>> start

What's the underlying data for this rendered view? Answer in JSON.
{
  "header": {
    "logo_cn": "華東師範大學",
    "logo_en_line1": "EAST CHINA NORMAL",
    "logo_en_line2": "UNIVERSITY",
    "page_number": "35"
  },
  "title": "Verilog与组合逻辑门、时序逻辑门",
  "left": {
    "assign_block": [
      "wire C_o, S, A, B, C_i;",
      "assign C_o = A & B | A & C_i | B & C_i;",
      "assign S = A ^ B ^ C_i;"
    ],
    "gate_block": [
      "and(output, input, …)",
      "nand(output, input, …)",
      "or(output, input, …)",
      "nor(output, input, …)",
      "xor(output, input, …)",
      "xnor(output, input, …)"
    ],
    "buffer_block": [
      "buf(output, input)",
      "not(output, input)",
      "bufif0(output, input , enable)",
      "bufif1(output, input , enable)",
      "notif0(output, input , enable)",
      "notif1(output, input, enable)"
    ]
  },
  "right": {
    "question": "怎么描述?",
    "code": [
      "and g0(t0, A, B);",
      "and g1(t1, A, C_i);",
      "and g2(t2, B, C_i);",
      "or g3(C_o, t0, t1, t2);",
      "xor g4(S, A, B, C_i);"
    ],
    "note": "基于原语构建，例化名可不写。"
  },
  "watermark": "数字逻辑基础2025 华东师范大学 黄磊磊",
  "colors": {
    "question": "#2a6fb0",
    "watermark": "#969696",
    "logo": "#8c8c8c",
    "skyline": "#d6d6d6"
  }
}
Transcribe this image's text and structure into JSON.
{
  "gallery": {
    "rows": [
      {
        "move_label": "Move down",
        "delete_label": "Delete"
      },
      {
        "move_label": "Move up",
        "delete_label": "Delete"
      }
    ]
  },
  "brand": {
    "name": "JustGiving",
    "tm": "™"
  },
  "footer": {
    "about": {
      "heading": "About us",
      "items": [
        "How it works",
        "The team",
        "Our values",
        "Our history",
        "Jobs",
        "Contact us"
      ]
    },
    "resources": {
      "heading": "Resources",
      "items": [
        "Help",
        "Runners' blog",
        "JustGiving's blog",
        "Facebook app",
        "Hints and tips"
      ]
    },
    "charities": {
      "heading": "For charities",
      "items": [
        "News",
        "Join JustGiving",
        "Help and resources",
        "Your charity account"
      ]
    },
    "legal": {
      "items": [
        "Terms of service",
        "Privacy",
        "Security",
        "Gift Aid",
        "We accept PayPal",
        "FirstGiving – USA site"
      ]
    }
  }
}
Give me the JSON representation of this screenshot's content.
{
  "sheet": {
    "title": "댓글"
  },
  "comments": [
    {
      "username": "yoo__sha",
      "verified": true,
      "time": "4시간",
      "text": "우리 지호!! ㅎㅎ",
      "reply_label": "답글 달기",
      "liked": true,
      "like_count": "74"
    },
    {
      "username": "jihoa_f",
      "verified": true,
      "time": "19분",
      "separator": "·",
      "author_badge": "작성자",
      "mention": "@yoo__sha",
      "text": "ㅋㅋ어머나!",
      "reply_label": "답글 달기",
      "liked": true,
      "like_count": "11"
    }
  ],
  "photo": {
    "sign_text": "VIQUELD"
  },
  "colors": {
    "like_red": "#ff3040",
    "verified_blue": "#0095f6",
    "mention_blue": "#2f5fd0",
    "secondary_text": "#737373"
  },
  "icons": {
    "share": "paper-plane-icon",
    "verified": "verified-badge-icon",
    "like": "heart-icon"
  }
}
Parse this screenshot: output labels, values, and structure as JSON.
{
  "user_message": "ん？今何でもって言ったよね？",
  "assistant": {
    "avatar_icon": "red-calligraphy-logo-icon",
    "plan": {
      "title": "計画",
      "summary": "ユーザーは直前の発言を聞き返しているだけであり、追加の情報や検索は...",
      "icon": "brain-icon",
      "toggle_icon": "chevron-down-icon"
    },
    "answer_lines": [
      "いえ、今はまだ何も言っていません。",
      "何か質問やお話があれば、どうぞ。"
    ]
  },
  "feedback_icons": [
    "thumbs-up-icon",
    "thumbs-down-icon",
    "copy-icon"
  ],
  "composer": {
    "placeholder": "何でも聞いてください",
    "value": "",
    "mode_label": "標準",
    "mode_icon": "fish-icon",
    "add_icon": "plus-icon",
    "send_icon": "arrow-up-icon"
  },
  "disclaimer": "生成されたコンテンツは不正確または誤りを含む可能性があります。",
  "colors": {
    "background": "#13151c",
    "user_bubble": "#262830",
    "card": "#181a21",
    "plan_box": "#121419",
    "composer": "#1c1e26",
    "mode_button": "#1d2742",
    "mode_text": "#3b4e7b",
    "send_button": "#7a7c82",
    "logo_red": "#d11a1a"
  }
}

>> end

The task: From the data above, copy out every line with the string "enable" in it.

Task result:
      "bufif0(output, input , enable)",
      "bufif1(output, input , enable)",
      "notif0(output, input , enable)",
      "notif1(output, input, enable)"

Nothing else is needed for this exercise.